**Entries shown:**
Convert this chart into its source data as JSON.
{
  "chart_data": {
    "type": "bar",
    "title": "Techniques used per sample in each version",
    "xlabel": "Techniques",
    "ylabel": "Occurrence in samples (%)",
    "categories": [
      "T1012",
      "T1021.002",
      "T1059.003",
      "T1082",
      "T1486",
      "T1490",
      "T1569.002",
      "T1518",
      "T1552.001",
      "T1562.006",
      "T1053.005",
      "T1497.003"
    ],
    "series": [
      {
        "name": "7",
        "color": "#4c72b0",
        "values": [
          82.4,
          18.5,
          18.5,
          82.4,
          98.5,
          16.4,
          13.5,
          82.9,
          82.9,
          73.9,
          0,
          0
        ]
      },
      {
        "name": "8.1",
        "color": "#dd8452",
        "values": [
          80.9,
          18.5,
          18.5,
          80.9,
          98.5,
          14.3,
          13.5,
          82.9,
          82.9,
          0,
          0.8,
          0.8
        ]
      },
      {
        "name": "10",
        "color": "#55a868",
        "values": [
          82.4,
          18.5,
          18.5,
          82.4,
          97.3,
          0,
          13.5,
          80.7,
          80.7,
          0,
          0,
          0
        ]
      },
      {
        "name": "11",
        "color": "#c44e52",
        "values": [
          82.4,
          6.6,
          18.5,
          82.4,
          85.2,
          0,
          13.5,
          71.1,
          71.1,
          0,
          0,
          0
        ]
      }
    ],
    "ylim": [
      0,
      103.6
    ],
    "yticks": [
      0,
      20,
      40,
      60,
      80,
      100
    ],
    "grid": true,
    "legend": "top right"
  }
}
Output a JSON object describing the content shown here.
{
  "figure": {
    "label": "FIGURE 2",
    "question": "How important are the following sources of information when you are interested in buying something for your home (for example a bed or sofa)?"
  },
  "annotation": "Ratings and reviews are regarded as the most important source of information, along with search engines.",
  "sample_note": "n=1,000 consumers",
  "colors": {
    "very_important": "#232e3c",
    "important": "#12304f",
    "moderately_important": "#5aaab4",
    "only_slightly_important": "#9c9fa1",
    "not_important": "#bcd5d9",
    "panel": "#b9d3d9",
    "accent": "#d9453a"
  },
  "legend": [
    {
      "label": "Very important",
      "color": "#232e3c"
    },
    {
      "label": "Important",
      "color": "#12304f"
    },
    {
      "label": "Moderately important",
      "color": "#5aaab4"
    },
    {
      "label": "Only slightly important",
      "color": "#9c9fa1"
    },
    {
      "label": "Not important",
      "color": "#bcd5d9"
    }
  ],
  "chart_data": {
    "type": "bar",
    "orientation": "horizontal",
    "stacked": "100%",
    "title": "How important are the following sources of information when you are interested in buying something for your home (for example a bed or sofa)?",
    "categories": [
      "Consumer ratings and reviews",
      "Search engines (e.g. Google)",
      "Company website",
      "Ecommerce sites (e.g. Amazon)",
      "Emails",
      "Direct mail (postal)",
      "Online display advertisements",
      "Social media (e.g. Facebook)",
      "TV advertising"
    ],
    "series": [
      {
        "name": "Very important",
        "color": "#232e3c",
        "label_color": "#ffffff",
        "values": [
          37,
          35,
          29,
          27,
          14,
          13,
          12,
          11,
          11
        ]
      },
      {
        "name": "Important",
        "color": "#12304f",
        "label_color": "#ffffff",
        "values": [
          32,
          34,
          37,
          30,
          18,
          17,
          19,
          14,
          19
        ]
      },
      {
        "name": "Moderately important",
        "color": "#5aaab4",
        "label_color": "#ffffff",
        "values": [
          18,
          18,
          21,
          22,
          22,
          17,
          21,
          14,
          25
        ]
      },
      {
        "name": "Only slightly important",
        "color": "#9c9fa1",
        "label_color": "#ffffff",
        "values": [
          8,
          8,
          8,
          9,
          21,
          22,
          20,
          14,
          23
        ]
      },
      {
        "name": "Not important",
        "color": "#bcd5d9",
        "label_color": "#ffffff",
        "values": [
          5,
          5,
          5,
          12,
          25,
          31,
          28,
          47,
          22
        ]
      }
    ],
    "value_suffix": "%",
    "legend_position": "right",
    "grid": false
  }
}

**Description of the task:** Please output the complete data exactly.

**Full solution:**
Convert this chart into its source data as JSON.
{
  "chart_data": {
    "type": "bar",
    "title": "Techniques used per sample in each version",
    "xlabel": "Techniques",
    "ylabel": "Occurrence in samples (%)",
    "categories": [
      "T1012",
      "T1021.002",
      "T1059.003",
      "T1082",
      "T1486",
      "T1490",
      "T1569.002",
      "T1518",
      "T1552.001",
      "T1562.006",
      "T1053.005",
      "T1497.003"
    ],
    "series": [
      {
        "name": "7",
        "color": "#4c72b0",
        "values": [
          82.4,
          18.5,
          18.5,
          82.4,
          98.5,
          16.4,
          13.5,
          82.9,
          82.9,
          73.9,
          0,
          0
        ]
      },
      {
        "name": "8.1",
        "color": "#dd8452",
        "values": [
          80.9,
          18.5,
          18.5,
          80.9,
          98.5,
          14.3,
          13.5,
          82.9,
          82.9,
          0,
          0.8,
          0.8
        ]
      },
      {
        "name": "10",
        "color": "#55a868",
        "values": [
          82.4,
          18.5,
          18.5,
          82.4,
          97.3,
          0,
          13.5,
          80.7,
          80.7,
          0,
          0,
          0
        ]
      },
      {
        "name": "11",
        "color": "#c44e52",
        "values": [
          82.4,
          6.6,
          18.5,
          82.4,
          85.2,
          0,
          13.5,
          71.1,
          71.1,
          0,
          0,
          0
        ]
      }
    ],
    "ylim": [
      0,
      103.6
    ],
    "yticks": [
      0,
      20,
      40,
      60,
      80,
      100
    ],
    "grid": true,
    "legend": "top right"
  }
}
Output a JSON object describing the content shown here.
{
  "figure": {
    "label": "FIGURE 2",
    "question": "How important are the following sources of information when you are interested in buying something for your home (for example a bed or sofa)?"
  },
  "annotation": "Ratings and reviews are regarded as the most important source of information, along with search engines.",
  "sample_note": "n=1,000 consumers",
  "colors": {
    "very_important": "#232e3c",
    "important": "#12304f",
    "moderately_important": "#5aaab4",
    "only_slightly_important": "#9c9fa1",
    "not_important": "#bcd5d9",
    "panel": "#b9d3d9",
    "accent": "#d9453a"
  },
  "legend": [
    {
      "label": "Very important",
      "color": "#232e3c"
    },
    {
      "label": "Important",
      "color": "#12304f"
    },
    {
      "label": "Moderately important",
      "color": "#5aaab4"
    },
    {
      "label": "Only slightly important",
      "color": "#9c9fa1"
    },
    {
      "label": "Not important",
      "color": "#bcd5d9"
    }
  ],
  "chart_data": {
    "type": "bar",
    "orientation": "horizontal",
    "stacked": "100%",
    "title": "How important are the following sources of information when you are interested in buying something for your home (for example a bed or sofa)?",
    "categories": [
      "Consumer ratings and reviews",
      "Search engines (e.g. Google)",
      "Company website",
      "Ecommerce sites (e.g. Amazon)",
      "Emails",
      "Direct mail (postal)",
      "Online display advertisements",
      "Social media (e.g. Facebook)",
      "TV advertising"
    ],
    "series": [
      {
        "name": "Very important",
        "color": "#232e3c",
        "label_color": "#ffffff",
        "values": [
          37,
          35,
          29,
          27,
          14,
          13,
          12,
          11,
          11
        ]
      },
      {
        "name": "Important",
        "color": "#12304f",
        "label_color": "#ffffff",
        "values": [
          32,
          34,
          37,
          30,
          18,
          17,
          19,
          14,
          19
        ]
      },
      {
        "name": "Moderately important",
        "color": "#5aaab4",
        "label_color": "#ffffff",
        "values": [
          18,
          18,
          21,
          22,
          22,
          17,
          21,
          14,
          25
        ]
      },
      {
        "name": "Only slightly important",
        "color": "#9c9fa1",
        "label_color": "#ffffff",
        "values": [
          8,
          8,
          8,
          9,
          21,
          22,
          20,
          14,
          23
        ]
      },
      {
        "name": "Not important",
        "color": "#bcd5d9",
        "label_color": "#ffffff",
        "values": [
          5,
          5,
          5,
          12,
          25,
          31,
          28,
          47,
          22
        ]
      }
    ],
    "value_suffix": "%",
    "legend_position": "right",
    "grid": false
  }
}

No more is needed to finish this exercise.